_Task directions_:
Tell how many lines carry the word "labeling"; the reply is the number and nothing else.

_Data for this exercise_:
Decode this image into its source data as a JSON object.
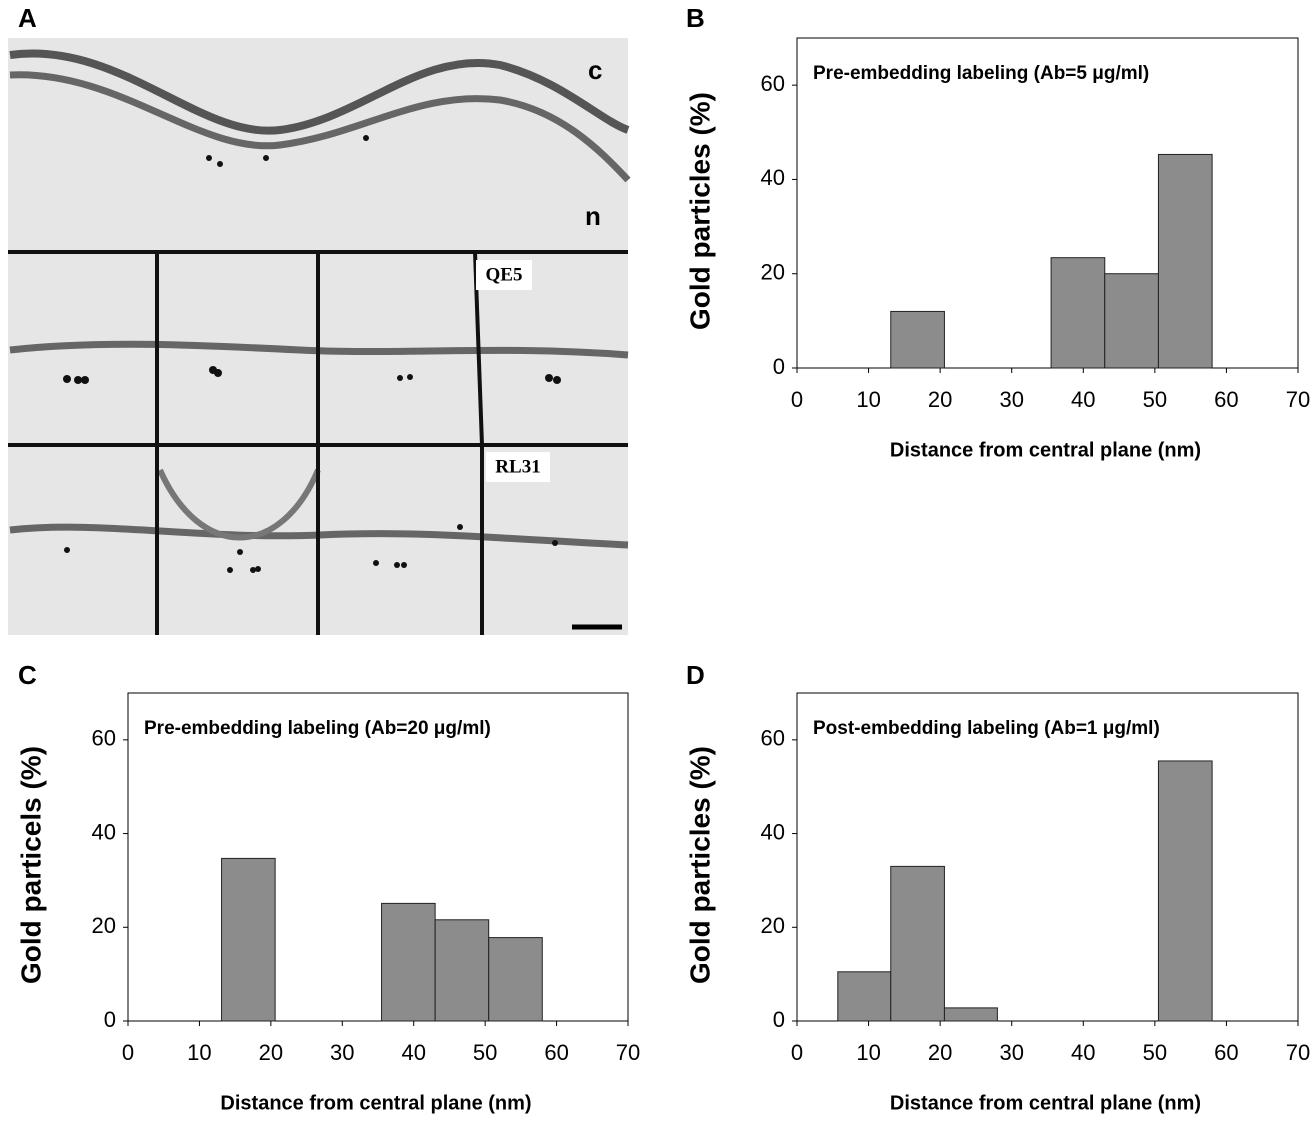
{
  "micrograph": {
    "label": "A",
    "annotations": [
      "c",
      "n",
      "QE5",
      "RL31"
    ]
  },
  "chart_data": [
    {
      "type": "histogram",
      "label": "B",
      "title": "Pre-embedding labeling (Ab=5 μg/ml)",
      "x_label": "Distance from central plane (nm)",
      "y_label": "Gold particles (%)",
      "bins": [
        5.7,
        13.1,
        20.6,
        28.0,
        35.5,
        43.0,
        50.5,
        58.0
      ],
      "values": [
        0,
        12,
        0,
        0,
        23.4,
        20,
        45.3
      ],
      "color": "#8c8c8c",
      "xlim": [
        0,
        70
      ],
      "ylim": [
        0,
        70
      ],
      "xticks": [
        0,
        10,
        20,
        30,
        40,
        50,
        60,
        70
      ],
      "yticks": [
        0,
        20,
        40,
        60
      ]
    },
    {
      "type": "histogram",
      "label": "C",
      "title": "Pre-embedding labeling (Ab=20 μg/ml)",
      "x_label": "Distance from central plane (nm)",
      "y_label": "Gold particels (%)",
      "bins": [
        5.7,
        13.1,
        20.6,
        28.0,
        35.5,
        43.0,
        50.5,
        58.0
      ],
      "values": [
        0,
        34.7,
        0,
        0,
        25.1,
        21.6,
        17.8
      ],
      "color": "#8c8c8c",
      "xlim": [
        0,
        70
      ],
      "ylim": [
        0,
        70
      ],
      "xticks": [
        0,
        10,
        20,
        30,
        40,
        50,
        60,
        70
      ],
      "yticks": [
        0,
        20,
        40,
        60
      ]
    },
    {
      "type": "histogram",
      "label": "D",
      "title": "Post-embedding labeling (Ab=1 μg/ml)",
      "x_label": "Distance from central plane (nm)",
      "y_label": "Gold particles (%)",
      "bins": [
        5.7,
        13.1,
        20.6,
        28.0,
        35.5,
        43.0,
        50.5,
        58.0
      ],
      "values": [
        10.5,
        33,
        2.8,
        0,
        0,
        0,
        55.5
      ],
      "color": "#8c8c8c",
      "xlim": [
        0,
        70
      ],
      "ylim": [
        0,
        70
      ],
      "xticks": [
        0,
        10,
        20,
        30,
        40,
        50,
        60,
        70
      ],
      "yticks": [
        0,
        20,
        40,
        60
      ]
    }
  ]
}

_Right answer_:
3